(OBJECTIVE): Please arrange the data below as a numbered list, starting at the beginning and ending with the line that contains "- right-bar-series1-2021: [809, 143, 832, 317]". Include that line and leave out any blank lines.

(PROVIDED MATERIAL):
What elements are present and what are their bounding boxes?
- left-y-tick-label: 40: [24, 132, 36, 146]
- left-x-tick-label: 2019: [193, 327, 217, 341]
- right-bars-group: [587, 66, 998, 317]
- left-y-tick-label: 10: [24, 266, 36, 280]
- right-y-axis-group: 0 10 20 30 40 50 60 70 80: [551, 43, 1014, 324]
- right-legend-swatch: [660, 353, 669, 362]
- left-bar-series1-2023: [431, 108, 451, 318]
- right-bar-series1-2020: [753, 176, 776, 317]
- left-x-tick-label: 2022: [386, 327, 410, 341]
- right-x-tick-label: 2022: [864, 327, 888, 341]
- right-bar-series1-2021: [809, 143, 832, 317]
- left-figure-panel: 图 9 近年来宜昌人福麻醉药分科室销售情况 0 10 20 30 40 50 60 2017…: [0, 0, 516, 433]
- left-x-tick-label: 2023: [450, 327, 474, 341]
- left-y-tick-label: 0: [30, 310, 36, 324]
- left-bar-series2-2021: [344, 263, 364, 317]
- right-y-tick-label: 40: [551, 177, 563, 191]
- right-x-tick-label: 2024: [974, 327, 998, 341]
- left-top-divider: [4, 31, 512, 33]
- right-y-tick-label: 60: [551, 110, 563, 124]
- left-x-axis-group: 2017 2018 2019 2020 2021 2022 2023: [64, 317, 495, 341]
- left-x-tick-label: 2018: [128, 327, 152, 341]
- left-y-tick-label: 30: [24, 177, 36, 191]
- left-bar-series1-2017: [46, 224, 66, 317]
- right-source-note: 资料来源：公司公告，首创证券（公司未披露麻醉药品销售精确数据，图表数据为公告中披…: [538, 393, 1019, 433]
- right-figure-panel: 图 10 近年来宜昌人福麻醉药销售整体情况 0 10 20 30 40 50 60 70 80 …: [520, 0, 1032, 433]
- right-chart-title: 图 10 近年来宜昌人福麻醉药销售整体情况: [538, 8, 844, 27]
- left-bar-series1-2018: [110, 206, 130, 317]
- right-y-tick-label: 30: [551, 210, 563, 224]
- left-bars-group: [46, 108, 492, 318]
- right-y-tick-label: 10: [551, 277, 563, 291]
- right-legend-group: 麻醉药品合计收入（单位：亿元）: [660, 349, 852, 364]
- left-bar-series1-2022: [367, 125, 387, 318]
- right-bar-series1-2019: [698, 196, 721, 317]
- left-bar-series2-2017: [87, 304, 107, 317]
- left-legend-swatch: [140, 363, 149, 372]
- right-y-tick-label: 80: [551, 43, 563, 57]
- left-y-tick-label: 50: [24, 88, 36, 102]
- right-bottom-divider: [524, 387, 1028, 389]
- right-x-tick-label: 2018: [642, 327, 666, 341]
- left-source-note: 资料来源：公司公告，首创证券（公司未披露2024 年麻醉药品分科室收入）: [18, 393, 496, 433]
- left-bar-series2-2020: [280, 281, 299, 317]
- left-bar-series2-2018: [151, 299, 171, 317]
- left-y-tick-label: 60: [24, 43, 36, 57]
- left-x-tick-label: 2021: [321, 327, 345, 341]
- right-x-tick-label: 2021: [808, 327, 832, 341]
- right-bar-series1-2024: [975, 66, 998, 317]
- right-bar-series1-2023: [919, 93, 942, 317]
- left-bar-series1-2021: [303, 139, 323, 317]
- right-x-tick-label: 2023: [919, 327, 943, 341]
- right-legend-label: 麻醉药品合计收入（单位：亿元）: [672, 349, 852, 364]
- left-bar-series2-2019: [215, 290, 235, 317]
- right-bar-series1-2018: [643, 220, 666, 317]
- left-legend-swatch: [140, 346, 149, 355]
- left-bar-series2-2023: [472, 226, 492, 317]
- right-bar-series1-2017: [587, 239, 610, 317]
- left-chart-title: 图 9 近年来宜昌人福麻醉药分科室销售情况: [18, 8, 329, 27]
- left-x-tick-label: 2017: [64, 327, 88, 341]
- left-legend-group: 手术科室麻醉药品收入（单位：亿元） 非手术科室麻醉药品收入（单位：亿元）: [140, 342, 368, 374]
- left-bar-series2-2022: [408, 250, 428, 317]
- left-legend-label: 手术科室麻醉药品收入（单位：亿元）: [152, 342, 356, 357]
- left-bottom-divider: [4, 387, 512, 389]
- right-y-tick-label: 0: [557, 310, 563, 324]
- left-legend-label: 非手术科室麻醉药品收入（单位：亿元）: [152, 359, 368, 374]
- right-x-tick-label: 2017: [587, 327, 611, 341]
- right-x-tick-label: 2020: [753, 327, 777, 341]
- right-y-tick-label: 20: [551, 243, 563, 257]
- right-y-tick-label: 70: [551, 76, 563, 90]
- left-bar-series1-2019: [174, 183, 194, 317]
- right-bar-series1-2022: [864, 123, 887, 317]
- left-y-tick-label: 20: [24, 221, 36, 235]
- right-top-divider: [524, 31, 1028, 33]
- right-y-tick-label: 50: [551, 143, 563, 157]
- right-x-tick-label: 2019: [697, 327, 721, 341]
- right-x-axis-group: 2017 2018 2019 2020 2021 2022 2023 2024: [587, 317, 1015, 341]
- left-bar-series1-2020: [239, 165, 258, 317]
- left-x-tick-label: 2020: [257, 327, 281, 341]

(EXERCISE ANSWER):
1. What elements are present and what are their bounding boxes?
2. - left-y-tick-label: 40: [24, 132, 36, 146]
3. - left-x-tick-label: 2019: [193, 327, 217, 341]
4. - right-bars-group: [587, 66, 998, 317]
5. - left-y-tick-label: 10: [24, 266, 36, 280]
6. - right-y-axis-group: 0 10 20 30 40 50 60 70 80: [551, 43, 1014, 324]
7. - right-legend-swatch: [660, 353, 669, 362]
8. - left-bar-series1-2023: [431, 108, 451, 318]
9. - right-bar-series1-2020: [753, 176, 776, 317]
10. - left-x-tick-label: 2022: [386, 327, 410, 341]
11. - right-x-tick-label: 2022: [864, 327, 888, 341]
12. - right-bar-series1-2021: [809, 143, 832, 317]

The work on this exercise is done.